Work instructions —
Show every line in the entries below where the word "color" appears.

(Extracted records)
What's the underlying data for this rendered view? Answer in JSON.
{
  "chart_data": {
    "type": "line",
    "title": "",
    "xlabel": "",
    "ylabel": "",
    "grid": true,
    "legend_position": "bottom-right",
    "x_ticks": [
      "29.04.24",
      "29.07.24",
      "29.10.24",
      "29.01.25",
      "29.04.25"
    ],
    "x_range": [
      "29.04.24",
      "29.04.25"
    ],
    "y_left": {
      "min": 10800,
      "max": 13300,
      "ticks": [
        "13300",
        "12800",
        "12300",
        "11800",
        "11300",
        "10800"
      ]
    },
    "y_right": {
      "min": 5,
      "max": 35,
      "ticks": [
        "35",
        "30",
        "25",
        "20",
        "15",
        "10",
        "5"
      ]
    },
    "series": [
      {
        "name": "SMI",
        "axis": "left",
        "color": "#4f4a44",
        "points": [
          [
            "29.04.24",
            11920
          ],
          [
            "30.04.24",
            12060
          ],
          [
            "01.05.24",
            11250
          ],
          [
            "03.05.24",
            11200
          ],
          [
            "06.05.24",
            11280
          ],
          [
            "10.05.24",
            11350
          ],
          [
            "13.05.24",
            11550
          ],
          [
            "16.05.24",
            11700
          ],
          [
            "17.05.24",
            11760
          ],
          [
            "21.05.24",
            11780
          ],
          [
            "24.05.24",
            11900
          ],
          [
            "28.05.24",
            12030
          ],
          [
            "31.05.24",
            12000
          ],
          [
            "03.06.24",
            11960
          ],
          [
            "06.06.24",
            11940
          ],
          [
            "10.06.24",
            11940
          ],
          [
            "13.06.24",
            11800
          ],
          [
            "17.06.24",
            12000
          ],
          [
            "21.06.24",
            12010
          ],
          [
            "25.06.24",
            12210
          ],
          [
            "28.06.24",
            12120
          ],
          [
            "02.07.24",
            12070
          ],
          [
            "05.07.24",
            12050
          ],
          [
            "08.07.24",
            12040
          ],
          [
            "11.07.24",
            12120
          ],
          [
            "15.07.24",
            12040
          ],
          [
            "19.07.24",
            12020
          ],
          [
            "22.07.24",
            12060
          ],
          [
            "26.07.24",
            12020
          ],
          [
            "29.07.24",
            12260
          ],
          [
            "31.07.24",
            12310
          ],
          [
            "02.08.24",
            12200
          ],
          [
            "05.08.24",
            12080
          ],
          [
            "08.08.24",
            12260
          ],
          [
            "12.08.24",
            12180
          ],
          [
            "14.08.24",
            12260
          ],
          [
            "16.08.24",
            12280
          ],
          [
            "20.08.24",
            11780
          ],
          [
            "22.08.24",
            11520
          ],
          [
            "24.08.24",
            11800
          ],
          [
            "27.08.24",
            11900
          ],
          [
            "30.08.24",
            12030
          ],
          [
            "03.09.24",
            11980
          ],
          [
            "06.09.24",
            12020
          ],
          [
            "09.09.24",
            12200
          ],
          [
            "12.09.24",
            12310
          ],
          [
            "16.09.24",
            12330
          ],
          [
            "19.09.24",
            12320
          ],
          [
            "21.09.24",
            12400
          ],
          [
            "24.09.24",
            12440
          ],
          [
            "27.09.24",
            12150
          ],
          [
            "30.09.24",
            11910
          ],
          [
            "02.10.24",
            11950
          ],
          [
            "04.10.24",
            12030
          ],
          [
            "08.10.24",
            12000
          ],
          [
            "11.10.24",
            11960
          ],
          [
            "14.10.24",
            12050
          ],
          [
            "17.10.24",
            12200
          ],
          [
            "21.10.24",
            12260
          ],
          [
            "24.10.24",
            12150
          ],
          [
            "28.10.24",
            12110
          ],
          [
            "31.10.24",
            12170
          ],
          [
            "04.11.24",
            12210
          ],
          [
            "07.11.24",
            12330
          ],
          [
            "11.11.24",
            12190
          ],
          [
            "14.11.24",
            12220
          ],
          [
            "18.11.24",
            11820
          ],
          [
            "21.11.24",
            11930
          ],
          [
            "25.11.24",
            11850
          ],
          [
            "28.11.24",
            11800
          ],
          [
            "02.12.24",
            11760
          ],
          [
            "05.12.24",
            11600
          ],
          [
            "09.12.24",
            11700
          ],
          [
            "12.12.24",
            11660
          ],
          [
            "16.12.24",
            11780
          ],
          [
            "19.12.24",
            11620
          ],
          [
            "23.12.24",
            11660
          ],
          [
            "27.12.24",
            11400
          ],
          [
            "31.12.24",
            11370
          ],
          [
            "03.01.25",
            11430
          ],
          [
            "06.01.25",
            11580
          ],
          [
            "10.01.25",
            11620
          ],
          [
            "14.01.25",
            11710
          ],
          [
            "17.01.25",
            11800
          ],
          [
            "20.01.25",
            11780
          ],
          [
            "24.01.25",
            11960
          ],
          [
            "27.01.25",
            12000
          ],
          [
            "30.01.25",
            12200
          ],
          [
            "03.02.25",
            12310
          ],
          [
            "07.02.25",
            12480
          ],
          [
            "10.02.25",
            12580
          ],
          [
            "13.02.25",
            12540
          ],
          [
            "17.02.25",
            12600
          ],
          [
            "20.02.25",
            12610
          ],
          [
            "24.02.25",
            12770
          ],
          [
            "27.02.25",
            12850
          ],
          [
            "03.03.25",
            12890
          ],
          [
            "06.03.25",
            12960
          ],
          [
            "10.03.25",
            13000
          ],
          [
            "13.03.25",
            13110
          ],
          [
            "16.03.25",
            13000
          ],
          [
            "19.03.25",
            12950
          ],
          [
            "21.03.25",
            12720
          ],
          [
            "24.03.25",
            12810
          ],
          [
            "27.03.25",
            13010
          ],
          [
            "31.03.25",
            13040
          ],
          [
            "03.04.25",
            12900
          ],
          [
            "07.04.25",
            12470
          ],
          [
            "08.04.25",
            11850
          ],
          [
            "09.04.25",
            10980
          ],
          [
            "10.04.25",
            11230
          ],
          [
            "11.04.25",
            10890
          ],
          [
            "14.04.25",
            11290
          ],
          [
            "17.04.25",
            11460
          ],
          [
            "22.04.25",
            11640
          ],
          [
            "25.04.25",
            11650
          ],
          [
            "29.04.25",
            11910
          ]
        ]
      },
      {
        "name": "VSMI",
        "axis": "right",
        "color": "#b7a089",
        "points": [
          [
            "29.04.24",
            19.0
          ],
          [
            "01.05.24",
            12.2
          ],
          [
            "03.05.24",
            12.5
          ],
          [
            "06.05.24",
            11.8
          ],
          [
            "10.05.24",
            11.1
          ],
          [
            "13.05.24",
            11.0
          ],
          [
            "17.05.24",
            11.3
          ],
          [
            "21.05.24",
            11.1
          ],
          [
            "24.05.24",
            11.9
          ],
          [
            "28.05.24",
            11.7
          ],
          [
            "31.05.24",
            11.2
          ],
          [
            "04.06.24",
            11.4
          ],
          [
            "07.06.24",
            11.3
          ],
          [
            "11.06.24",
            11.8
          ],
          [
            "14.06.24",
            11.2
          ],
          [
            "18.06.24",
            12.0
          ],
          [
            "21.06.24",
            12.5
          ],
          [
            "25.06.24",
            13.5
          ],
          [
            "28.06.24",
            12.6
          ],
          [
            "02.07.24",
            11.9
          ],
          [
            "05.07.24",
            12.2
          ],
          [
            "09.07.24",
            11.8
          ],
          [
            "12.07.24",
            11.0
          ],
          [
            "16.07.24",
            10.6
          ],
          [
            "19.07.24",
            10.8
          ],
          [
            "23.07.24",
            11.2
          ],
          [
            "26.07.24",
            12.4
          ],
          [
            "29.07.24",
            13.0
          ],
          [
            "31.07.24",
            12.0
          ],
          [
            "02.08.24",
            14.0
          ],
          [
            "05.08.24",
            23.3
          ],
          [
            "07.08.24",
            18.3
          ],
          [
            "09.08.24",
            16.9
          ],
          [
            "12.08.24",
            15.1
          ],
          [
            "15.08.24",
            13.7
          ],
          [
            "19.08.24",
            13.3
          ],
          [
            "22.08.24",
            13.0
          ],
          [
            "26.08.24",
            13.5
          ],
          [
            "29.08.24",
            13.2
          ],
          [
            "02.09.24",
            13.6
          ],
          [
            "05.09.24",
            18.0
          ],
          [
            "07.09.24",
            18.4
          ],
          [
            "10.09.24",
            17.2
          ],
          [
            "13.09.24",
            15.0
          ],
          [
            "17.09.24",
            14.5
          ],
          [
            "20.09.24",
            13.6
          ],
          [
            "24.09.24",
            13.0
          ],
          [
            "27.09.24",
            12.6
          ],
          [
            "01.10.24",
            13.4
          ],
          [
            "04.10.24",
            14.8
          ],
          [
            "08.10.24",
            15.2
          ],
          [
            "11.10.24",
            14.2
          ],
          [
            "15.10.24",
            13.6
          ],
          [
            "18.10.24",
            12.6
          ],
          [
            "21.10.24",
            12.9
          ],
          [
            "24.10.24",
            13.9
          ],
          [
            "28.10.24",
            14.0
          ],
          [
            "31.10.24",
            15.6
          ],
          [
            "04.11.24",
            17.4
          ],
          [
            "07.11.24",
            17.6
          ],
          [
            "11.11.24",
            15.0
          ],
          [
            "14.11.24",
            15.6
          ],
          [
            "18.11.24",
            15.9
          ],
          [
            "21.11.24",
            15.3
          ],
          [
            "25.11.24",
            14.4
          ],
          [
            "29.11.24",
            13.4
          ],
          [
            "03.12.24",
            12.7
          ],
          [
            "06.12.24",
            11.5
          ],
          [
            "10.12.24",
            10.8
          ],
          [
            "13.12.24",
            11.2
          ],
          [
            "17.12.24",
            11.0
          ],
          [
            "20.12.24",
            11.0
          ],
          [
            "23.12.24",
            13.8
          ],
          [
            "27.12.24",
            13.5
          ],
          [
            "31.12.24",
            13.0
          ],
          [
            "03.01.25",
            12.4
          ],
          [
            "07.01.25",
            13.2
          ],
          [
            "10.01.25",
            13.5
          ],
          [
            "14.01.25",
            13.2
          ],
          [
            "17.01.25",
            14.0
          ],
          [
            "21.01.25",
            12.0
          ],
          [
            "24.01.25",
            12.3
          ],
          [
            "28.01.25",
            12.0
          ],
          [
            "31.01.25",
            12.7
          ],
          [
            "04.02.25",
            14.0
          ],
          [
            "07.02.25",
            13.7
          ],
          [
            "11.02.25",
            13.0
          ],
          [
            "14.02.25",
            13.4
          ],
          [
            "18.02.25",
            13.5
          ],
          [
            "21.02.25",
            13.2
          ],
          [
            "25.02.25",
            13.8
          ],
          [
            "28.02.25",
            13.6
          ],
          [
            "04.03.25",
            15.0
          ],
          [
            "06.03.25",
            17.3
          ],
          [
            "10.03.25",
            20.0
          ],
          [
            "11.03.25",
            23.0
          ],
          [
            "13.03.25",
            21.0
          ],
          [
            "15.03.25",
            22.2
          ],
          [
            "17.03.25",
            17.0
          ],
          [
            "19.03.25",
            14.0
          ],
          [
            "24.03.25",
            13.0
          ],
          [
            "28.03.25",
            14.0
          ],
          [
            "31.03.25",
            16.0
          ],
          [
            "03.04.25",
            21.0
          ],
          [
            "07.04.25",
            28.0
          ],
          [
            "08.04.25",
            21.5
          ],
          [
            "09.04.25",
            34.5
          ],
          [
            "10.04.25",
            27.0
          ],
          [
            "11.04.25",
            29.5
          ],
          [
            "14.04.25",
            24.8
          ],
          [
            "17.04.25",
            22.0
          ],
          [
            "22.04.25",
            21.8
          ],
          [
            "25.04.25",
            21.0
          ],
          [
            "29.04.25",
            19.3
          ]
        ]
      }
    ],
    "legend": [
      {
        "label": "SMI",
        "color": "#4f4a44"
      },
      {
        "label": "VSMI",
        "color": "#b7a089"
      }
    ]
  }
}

Result of the exercise —
        "color": "#4f4a44",
        "color": "#b7a089",
        "color": "#4f4a44"
        "color": "#b7a089"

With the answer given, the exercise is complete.